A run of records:
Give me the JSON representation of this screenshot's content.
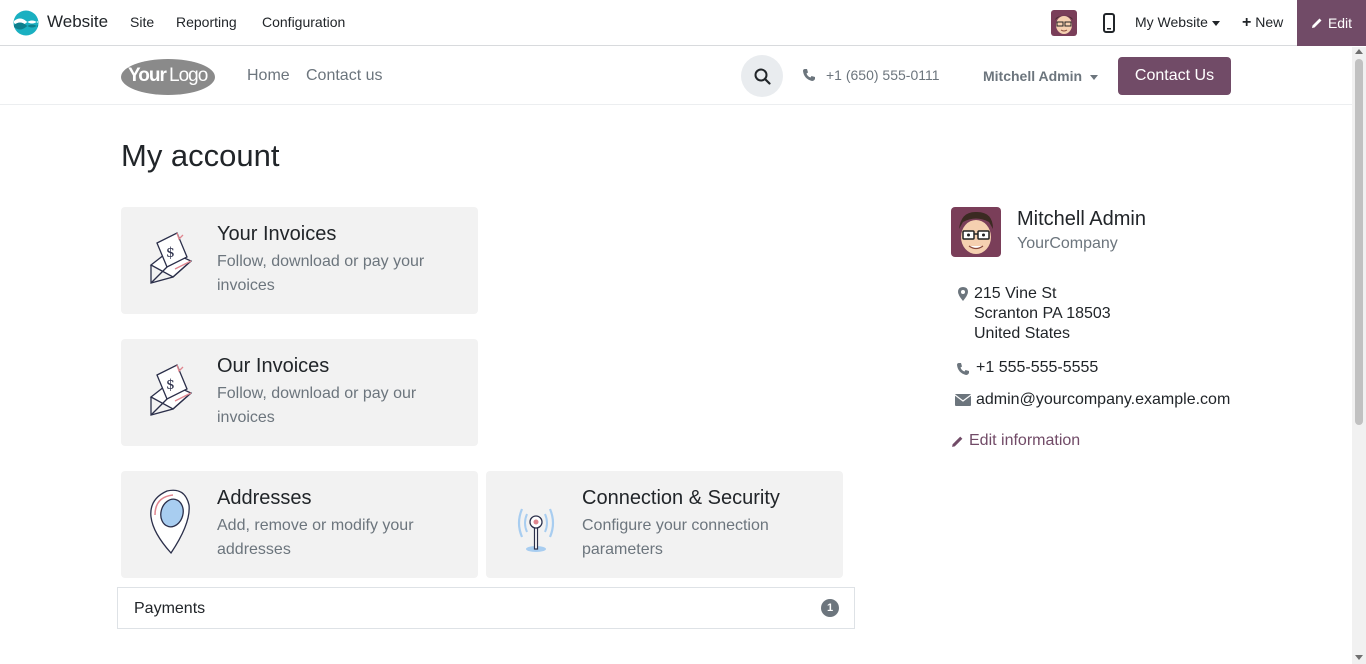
{
  "topbar": {
    "app_name": "Website",
    "menus": [
      "Site",
      "Reporting",
      "Configuration"
    ],
    "my_website": "My Website",
    "new_label": "New",
    "edit_label": "Edit"
  },
  "header": {
    "logo_text": "YourLogo",
    "nav": [
      "Home",
      "Contact us"
    ],
    "phone": "+1 (650) 555-0111",
    "user": "Mitchell Admin",
    "contact_button": "Contact Us"
  },
  "main": {
    "title": "My account",
    "cards": [
      {
        "title": "Your Invoices",
        "desc": "Follow, download or pay your invoices",
        "icon": "invoice-envelope-icon"
      },
      {
        "title": "Our Invoices",
        "desc": "Follow, download or pay our invoices",
        "icon": "invoice-envelope-icon"
      },
      {
        "title": "Addresses",
        "desc": "Add, remove or modify your addresses",
        "icon": "map-pin-icon"
      },
      {
        "title": "Connection & Security",
        "desc": "Configure your connection parameters",
        "icon": "antenna-icon"
      }
    ],
    "payments": {
      "label": "Payments",
      "count": "1"
    }
  },
  "sidebar": {
    "name": "Mitchell Admin",
    "company": "YourCompany",
    "address": [
      "215 Vine St",
      "Scranton PA 18503",
      "United States"
    ],
    "phone": "+1 555-555-5555",
    "email": "admin@yourcompany.example.com",
    "edit_label": "Edit information"
  },
  "colors": {
    "brand": "#714b67",
    "muted": "#6c757d",
    "card_bg": "#f2f2f2"
  }
}
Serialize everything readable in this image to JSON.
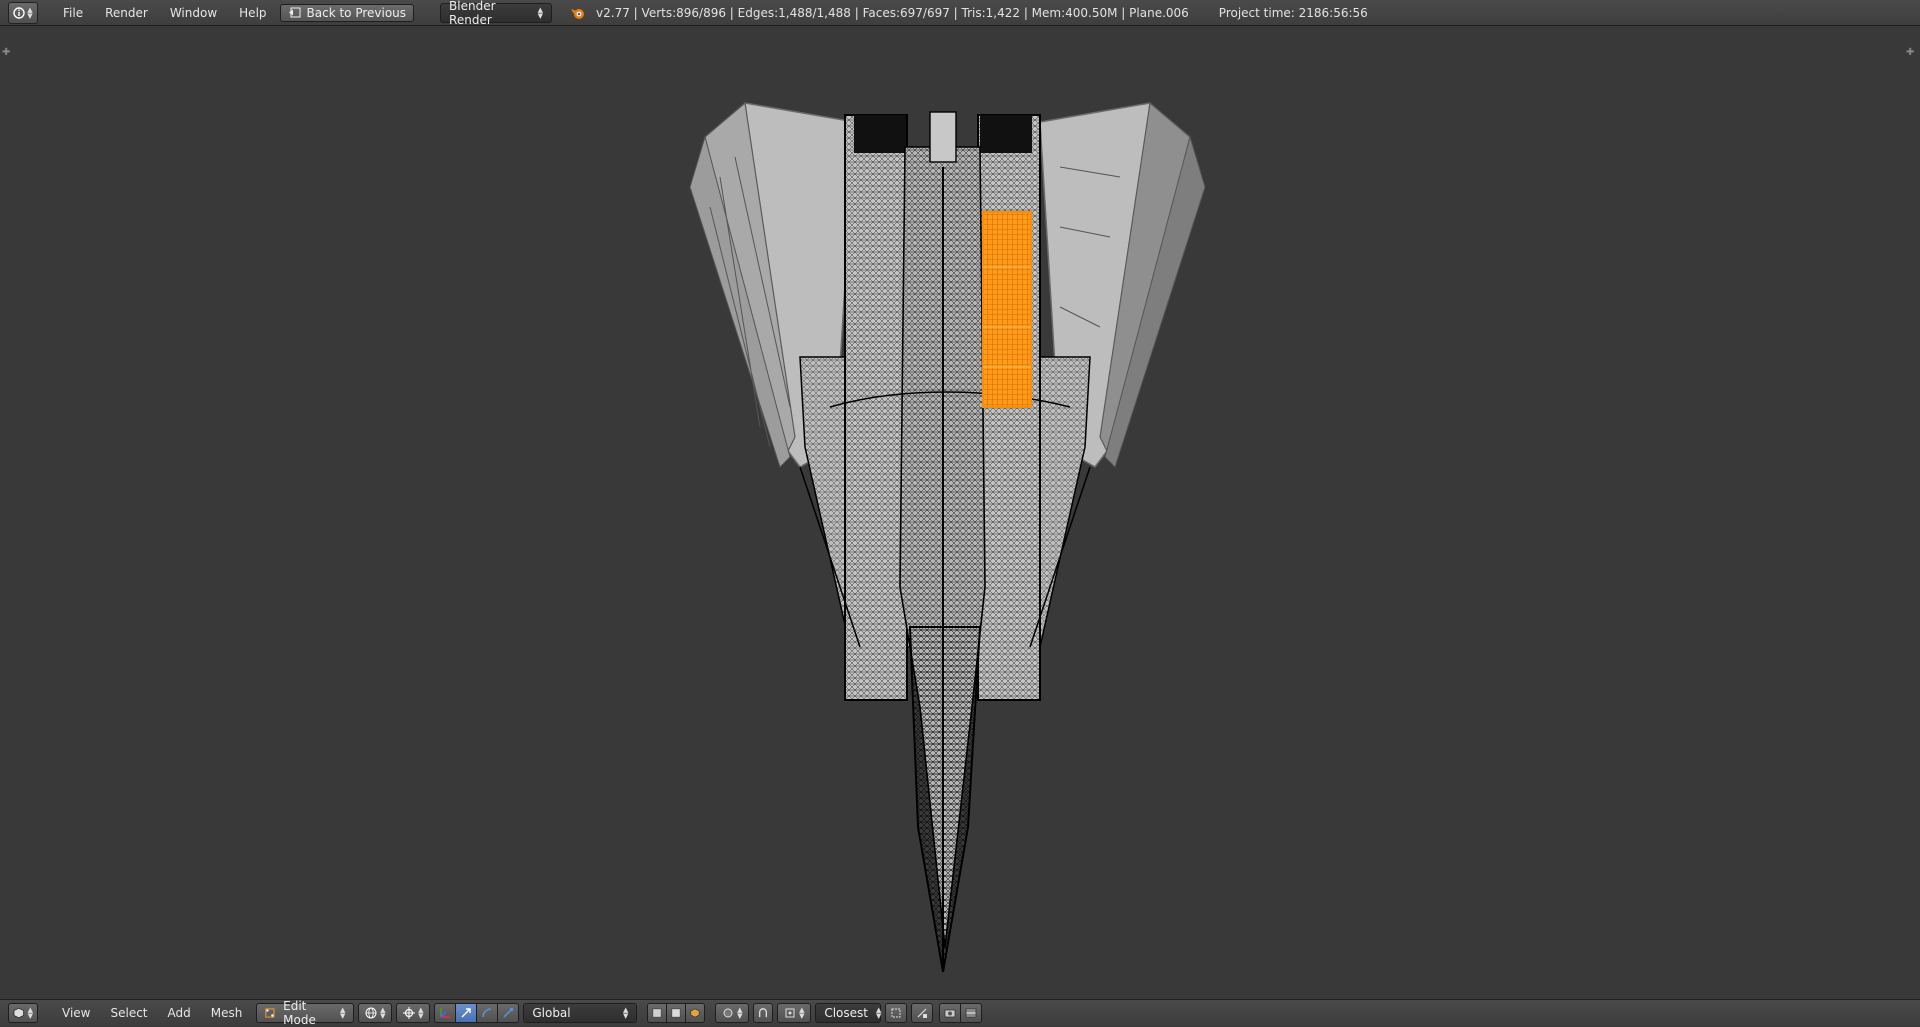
{
  "topbar": {
    "menu": [
      "File",
      "Render",
      "Window",
      "Help"
    ],
    "back_label": "Back to Previous",
    "engine": "Blender Render",
    "stats": "v2.77 | Verts:896/896 | Edges:1,488/1,488 | Faces:697/697 | Tris:1,422 | Mem:400.50M | Plane.006",
    "project_time": "Project time: 2186:56:56"
  },
  "bottombar": {
    "menu": [
      "View",
      "Select",
      "Add",
      "Mesh"
    ],
    "mode": "Edit Mode",
    "orientation": "Global",
    "snap_target": "Closest"
  },
  "colors": {
    "viewport_bg": "#393939",
    "selection": "#ff8c00",
    "mesh_fill": "#b4b4b4",
    "wire": "#000000"
  },
  "icons": [
    "info-icon",
    "back-icon",
    "blender-logo-icon",
    "cube-icon",
    "edit-mode-icon",
    "pivot-icon",
    "manipulator-icon",
    "vertex-select-icon",
    "edge-select-icon",
    "face-select-icon",
    "snap-icon",
    "render-icon"
  ]
}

# Your task
Among the lines of the data above, count those holding "title" and state only the number.

# Task result
5